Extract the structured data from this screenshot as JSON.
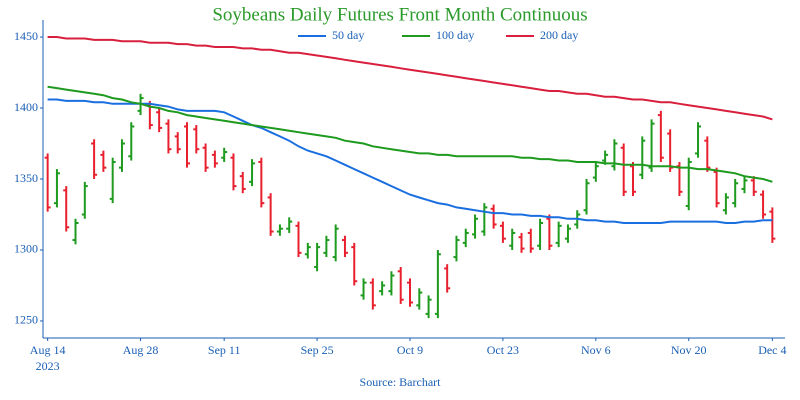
{
  "chart_data": {
    "type": "ohlc",
    "title": "Soybeans Daily Futures Front Month Continuous",
    "source": "Source: Barchart",
    "x_year": "2023",
    "categories": [
      "Aug 14",
      null,
      null,
      null,
      null,
      null,
      null,
      null,
      null,
      null,
      "Aug 28",
      null,
      null,
      null,
      null,
      null,
      null,
      null,
      null,
      "Sep 11",
      null,
      null,
      null,
      null,
      null,
      null,
      null,
      null,
      null,
      "Sep 25",
      null,
      null,
      null,
      null,
      null,
      null,
      null,
      null,
      null,
      "Oct 9",
      null,
      null,
      null,
      null,
      null,
      null,
      null,
      null,
      null,
      "Oct 23",
      null,
      null,
      null,
      null,
      null,
      null,
      null,
      null,
      null,
      "Nov 6",
      null,
      null,
      null,
      null,
      null,
      null,
      null,
      null,
      null,
      "Nov 20",
      null,
      null,
      null,
      null,
      null,
      null,
      null,
      null,
      "Dec 4"
    ],
    "up_color": "#1e9a1e",
    "down_color": "#e8202e",
    "open": [
      1365,
      1333,
      1342,
      1307,
      1325,
      1375,
      1367,
      1336,
      1358,
      1366,
      1398,
      1402,
      1397,
      1389,
      1380,
      1387,
      1385,
      1372,
      1367,
      1365,
      1365,
      1352,
      1348,
      1362,
      1337,
      1313,
      1315,
      1317,
      1297,
      1288,
      1298,
      1295,
      1307,
      1302,
      1268,
      1277,
      1271,
      1271,
      1285,
      1277,
      1261,
      1255,
      1255,
      1287,
      1295,
      1305,
      1311,
      1313,
      1329,
      1317,
      1303,
      1309,
      1312,
      1303,
      1322,
      1305,
      1308,
      1318,
      1328,
      1351,
      1363,
      1359,
      1372,
      1359,
      1353,
      1358,
      1395,
      1382,
      1359,
      1331,
      1368,
      1377,
      1355,
      1328,
      1333,
      1343,
      1349,
      1339,
      1327
    ],
    "high": [
      1368,
      1357,
      1345,
      1322,
      1348,
      1378,
      1370,
      1365,
      1378,
      1390,
      1410,
      1405,
      1400,
      1392,
      1383,
      1390,
      1388,
      1375,
      1370,
      1372,
      1368,
      1355,
      1364,
      1365,
      1340,
      1318,
      1323,
      1320,
      1305,
      1305,
      1310,
      1318,
      1310,
      1305,
      1280,
      1280,
      1278,
      1285,
      1288,
      1280,
      1273,
      1268,
      1300,
      1290,
      1310,
      1315,
      1325,
      1333,
      1332,
      1320,
      1315,
      1312,
      1315,
      1322,
      1325,
      1320,
      1318,
      1328,
      1350,
      1362,
      1370,
      1378,
      1375,
      1362,
      1380,
      1392,
      1398,
      1385,
      1362,
      1365,
      1390,
      1380,
      1358,
      1340,
      1350,
      1352,
      1352,
      1342,
      1330
    ],
    "low": [
      1327,
      1330,
      1313,
      1304,
      1322,
      1350,
      1355,
      1333,
      1355,
      1363,
      1395,
      1385,
      1383,
      1368,
      1368,
      1358,
      1368,
      1355,
      1358,
      1362,
      1342,
      1340,
      1345,
      1330,
      1310,
      1310,
      1312,
      1295,
      1294,
      1285,
      1295,
      1292,
      1295,
      1275,
      1265,
      1258,
      1268,
      1268,
      1262,
      1260,
      1258,
      1252,
      1252,
      1270,
      1292,
      1302,
      1308,
      1310,
      1315,
      1305,
      1300,
      1298,
      1298,
      1300,
      1300,
      1302,
      1305,
      1315,
      1325,
      1348,
      1360,
      1356,
      1338,
      1338,
      1350,
      1355,
      1362,
      1355,
      1338,
      1328,
      1365,
      1355,
      1330,
      1325,
      1330,
      1340,
      1338,
      1322,
      1305
    ],
    "close": [
      1330,
      1354,
      1316,
      1319,
      1345,
      1353,
      1358,
      1362,
      1375,
      1387,
      1407,
      1388,
      1386,
      1371,
      1371,
      1361,
      1371,
      1358,
      1361,
      1369,
      1345,
      1343,
      1361,
      1333,
      1313,
      1315,
      1320,
      1298,
      1302,
      1302,
      1307,
      1315,
      1298,
      1278,
      1277,
      1261,
      1275,
      1282,
      1265,
      1263,
      1270,
      1265,
      1297,
      1273,
      1307,
      1312,
      1322,
      1330,
      1318,
      1308,
      1312,
      1301,
      1301,
      1319,
      1303,
      1317,
      1315,
      1325,
      1347,
      1359,
      1367,
      1375,
      1341,
      1341,
      1377,
      1389,
      1365,
      1358,
      1341,
      1362,
      1387,
      1358,
      1333,
      1337,
      1347,
      1349,
      1341,
      1325,
      1308
    ],
    "series": [
      {
        "name": "50 day",
        "color": "#1a6fe0",
        "values": [
          1406,
          1406,
          1405,
          1405,
          1405,
          1404,
          1404,
          1403,
          1403,
          1403,
          1403,
          1403,
          1402,
          1401,
          1399,
          1398,
          1398,
          1398,
          1398,
          1397,
          1394,
          1391,
          1388,
          1386,
          1383,
          1380,
          1377,
          1373,
          1370,
          1368,
          1366,
          1363,
          1360,
          1357,
          1354,
          1351,
          1348,
          1345,
          1342,
          1339,
          1337,
          1335,
          1333,
          1332,
          1330,
          1329,
          1328,
          1327,
          1326,
          1326,
          1325,
          1325,
          1324,
          1324,
          1323,
          1323,
          1322,
          1322,
          1321,
          1321,
          1320,
          1320,
          1319,
          1319,
          1319,
          1319,
          1319,
          1320,
          1320,
          1320,
          1320,
          1320,
          1320,
          1319,
          1319,
          1320,
          1320,
          1321,
          1321
        ]
      },
      {
        "name": "100 day",
        "color": "#1e9a1e",
        "values": [
          1415,
          1414,
          1413,
          1412,
          1411,
          1410,
          1409,
          1407,
          1406,
          1404,
          1403,
          1401,
          1400,
          1398,
          1397,
          1395,
          1394,
          1393,
          1392,
          1391,
          1390,
          1389,
          1388,
          1387,
          1386,
          1385,
          1384,
          1383,
          1382,
          1381,
          1380,
          1379,
          1377,
          1376,
          1375,
          1373,
          1372,
          1371,
          1370,
          1369,
          1368,
          1368,
          1367,
          1367,
          1366,
          1366,
          1366,
          1366,
          1366,
          1366,
          1366,
          1365,
          1365,
          1364,
          1364,
          1363,
          1363,
          1362,
          1362,
          1362,
          1361,
          1361,
          1360,
          1360,
          1360,
          1359,
          1359,
          1359,
          1358,
          1358,
          1357,
          1357,
          1356,
          1355,
          1354,
          1352,
          1351,
          1350,
          1348
        ]
      },
      {
        "name": "200 day",
        "color": "#d8203e",
        "values": [
          1450,
          1450,
          1449,
          1449,
          1449,
          1448,
          1448,
          1448,
          1447,
          1447,
          1447,
          1446,
          1446,
          1446,
          1445,
          1445,
          1444,
          1444,
          1443,
          1443,
          1443,
          1442,
          1442,
          1441,
          1441,
          1440,
          1439,
          1439,
          1438,
          1437,
          1436,
          1435,
          1434,
          1433,
          1432,
          1431,
          1430,
          1429,
          1428,
          1427,
          1426,
          1425,
          1424,
          1423,
          1422,
          1421,
          1420,
          1419,
          1418,
          1417,
          1416,
          1415,
          1414,
          1413,
          1412,
          1412,
          1411,
          1410,
          1410,
          1409,
          1408,
          1408,
          1407,
          1406,
          1406,
          1405,
          1404,
          1404,
          1403,
          1402,
          1401,
          1400,
          1399,
          1398,
          1397,
          1396,
          1395,
          1394,
          1392
        ]
      }
    ],
    "ylim": [
      1238,
      1462
    ],
    "yticks": [
      1250,
      1300,
      1350,
      1400,
      1450
    ],
    "grid": false
  }
}
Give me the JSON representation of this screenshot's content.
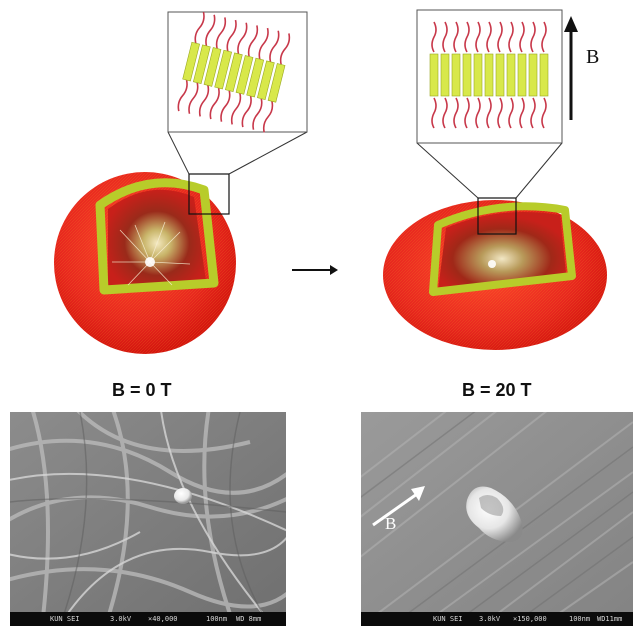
{
  "top": {
    "left_label": "B = 0 T",
    "right_label": "B = 20 T",
    "field_label": "B"
  },
  "sem_left": {
    "instrument": "KUN SEI",
    "voltage": "3.0kV",
    "magnification": "×40,000",
    "scale": "100nm",
    "wd": "WD 8mm"
  },
  "sem_right": {
    "instrument": "KUN SEI",
    "voltage": "3.0kV",
    "magnification": "×150,000",
    "scale": "100nm",
    "wd": "WD11mm",
    "arrow_label": "B"
  },
  "colors": {
    "shell_red": "#e8271f",
    "bilayer_yellow": "#b8cc2a",
    "lipid_head": "#d8e84a",
    "lipid_tail": "#c8384a"
  }
}
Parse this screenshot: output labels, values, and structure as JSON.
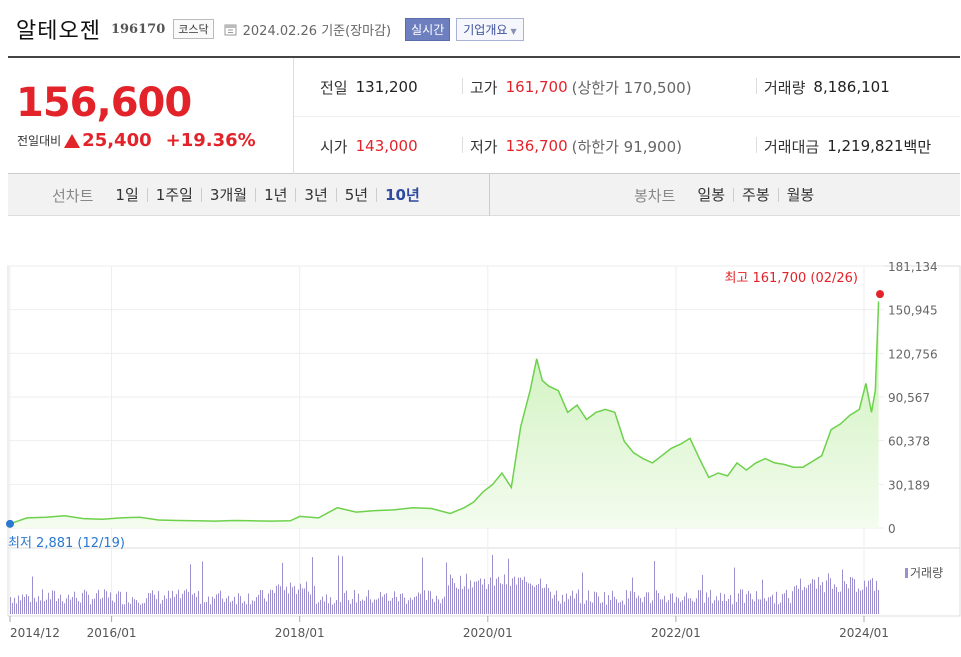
{
  "header": {
    "company_name": "알테오젠",
    "code": "196170",
    "market": "코스닥",
    "date_text": "2024.02.26  기준(장마감)",
    "realtime_button": "실시간",
    "company_info_button": "기업개요",
    "company_info_arrow": "▼"
  },
  "quote": {
    "price": "156,600",
    "change_label": "전일대비",
    "change_value": "25,400",
    "change_percent": "+19.36%",
    "prev_close_label": "전일",
    "prev_close": "131,200",
    "high_label": "고가",
    "high": "161,700",
    "upper_limit": "(상한가 170,500)",
    "volume_label": "거래량",
    "volume": "8,186,101",
    "open_label": "시가",
    "open": "143,000",
    "low_label": "저가",
    "low": "136,700",
    "lower_limit": "(하한가 91,900)",
    "amount_label": "거래대금",
    "amount": "1,219,821",
    "amount_unit": "백만"
  },
  "toolbar": {
    "line_chart_title": "선차트",
    "line_ranges": [
      "1일",
      "1주일",
      "3개월",
      "1년",
      "3년",
      "5년",
      "10년"
    ],
    "active_range": "10년",
    "candle_chart_title": "봉차트",
    "candle_ranges": [
      "일봉",
      "주봉",
      "월봉"
    ]
  },
  "chart_data": {
    "type": "area",
    "y_ticks": [
      "181,134",
      "150,945",
      "120,756",
      "90,567",
      "60,378",
      "30,189",
      "0"
    ],
    "y_tick_values": [
      181134,
      150945,
      120756,
      90567,
      60378,
      30189,
      0
    ],
    "ylim": [
      0,
      181134
    ],
    "x_ticks": [
      "2014/12",
      "2016/01",
      "2018/01",
      "2020/01",
      "2022/01",
      "2024/01"
    ],
    "x_tick_values": [
      2014.92,
      2016.0,
      2018.0,
      2020.0,
      2022.0,
      2024.0
    ],
    "xlim": [
      2014.92,
      2024.17
    ],
    "max_label": "최고 161,700 (02/26)",
    "min_label": "최저 2,881 (12/19)",
    "volume_legend": "거래량",
    "colors": {
      "line": "#6dd14b",
      "fill_top": "#c8f0b4",
      "fill_bottom": "#f4fcef",
      "volume": "#9b8fcf",
      "max_marker": "#e2232a",
      "min_marker": "#2a78d0",
      "max_text": "#e2232a",
      "min_text": "#2a78d0"
    },
    "x": [
      2014.92,
      2015.1,
      2015.3,
      2015.5,
      2015.7,
      2015.9,
      2016.1,
      2016.3,
      2016.5,
      2016.7,
      2016.9,
      2017.1,
      2017.3,
      2017.5,
      2017.7,
      2017.9,
      2018.0,
      2018.2,
      2018.4,
      2018.6,
      2018.8,
      2019.0,
      2019.2,
      2019.4,
      2019.6,
      2019.75,
      2019.85,
      2019.95,
      2020.05,
      2020.15,
      2020.25,
      2020.35,
      2020.45,
      2020.52,
      2020.58,
      2020.65,
      2020.75,
      2020.85,
      2020.95,
      2021.05,
      2021.15,
      2021.25,
      2021.35,
      2021.45,
      2021.55,
      2021.65,
      2021.75,
      2021.85,
      2021.95,
      2022.05,
      2022.15,
      2022.25,
      2022.35,
      2022.45,
      2022.55,
      2022.65,
      2022.75,
      2022.85,
      2022.95,
      2023.05,
      2023.15,
      2023.25,
      2023.35,
      2023.45,
      2023.55,
      2023.65,
      2023.75,
      2023.85,
      2023.95,
      2024.02,
      2024.08,
      2024.12,
      2024.155
    ],
    "y": [
      2881,
      7000,
      7500,
      8500,
      6500,
      6000,
      7000,
      7500,
      5500,
      5200,
      5000,
      4800,
      5200,
      5000,
      4800,
      5000,
      8000,
      7000,
      14000,
      11000,
      12000,
      12500,
      14000,
      13500,
      10000,
      14000,
      18000,
      25000,
      30000,
      38000,
      28000,
      70000,
      95000,
      117000,
      102000,
      98000,
      95000,
      80000,
      85000,
      75000,
      80000,
      82000,
      80000,
      60000,
      52000,
      48000,
      45000,
      50000,
      55000,
      58000,
      62000,
      48000,
      35000,
      38000,
      36000,
      45000,
      40000,
      45000,
      48000,
      45000,
      44000,
      42000,
      42000,
      46000,
      50000,
      68000,
      72000,
      78000,
      82000,
      100000,
      80000,
      95000,
      156600
    ]
  }
}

### [What is needed]
Find every line in the records that contains the word "this"; copy those lines.

### [Exercise solution]
Extract the structured data from this screenshot as JSON.
Give me the JSON representation of this screenshot's content.
Parse this screenshot: output labels, values, and structure as JSON.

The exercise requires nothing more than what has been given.